Figure dataset records:
--*--

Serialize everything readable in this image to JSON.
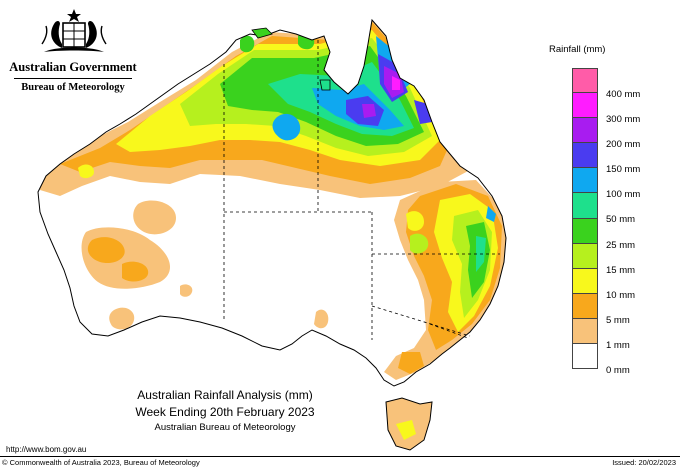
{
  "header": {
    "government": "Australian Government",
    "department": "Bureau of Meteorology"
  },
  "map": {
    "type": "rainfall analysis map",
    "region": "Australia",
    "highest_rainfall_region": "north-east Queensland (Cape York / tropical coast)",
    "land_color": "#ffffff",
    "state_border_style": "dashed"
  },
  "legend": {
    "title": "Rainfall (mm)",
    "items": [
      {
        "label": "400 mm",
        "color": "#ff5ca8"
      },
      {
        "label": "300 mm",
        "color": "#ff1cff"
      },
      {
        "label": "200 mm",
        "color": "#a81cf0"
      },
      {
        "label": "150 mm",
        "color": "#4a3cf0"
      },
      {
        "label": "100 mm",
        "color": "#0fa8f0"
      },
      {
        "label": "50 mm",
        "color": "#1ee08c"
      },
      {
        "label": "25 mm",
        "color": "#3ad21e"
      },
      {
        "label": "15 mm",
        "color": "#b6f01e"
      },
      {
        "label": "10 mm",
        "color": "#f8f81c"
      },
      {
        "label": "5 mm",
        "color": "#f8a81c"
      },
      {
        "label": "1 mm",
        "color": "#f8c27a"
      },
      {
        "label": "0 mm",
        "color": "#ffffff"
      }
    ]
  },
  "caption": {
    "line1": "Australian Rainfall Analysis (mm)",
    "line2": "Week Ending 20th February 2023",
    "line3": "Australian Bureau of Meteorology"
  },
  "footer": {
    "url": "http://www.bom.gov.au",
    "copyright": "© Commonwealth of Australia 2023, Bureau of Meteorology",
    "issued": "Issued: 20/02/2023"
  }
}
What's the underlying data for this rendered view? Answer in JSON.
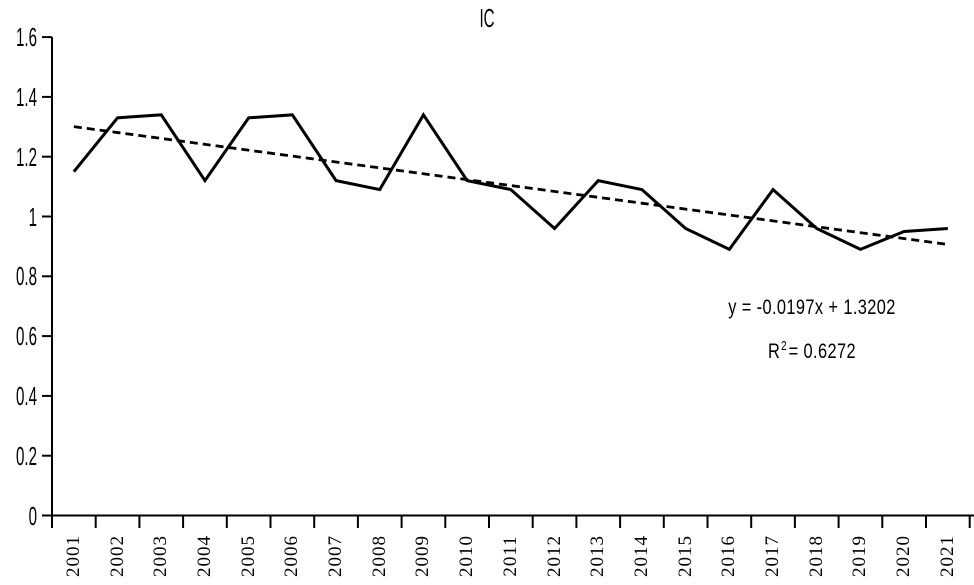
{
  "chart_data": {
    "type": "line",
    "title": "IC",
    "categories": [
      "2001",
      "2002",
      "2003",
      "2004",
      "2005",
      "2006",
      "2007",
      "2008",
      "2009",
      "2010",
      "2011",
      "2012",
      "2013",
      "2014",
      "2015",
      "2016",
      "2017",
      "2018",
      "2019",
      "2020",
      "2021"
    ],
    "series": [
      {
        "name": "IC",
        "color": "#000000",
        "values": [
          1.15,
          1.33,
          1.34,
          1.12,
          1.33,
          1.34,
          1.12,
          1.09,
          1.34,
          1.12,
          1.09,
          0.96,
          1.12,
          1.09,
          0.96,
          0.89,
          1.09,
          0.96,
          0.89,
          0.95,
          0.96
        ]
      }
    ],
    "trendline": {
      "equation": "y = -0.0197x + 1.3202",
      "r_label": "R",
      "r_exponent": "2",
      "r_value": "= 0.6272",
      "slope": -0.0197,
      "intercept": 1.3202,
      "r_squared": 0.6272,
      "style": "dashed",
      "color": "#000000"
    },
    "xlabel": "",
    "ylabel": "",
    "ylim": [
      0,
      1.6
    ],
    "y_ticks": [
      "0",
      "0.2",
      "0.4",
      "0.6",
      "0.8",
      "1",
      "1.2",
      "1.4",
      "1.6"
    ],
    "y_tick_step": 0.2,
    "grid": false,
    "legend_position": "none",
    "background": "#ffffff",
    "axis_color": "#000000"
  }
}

--*--

SET TASK - Copy all lines of the listing above that contain the string "type".

RESPONSE TO THE EXERCISE -
    "type": "rainfall analysis map",
    "type": "line",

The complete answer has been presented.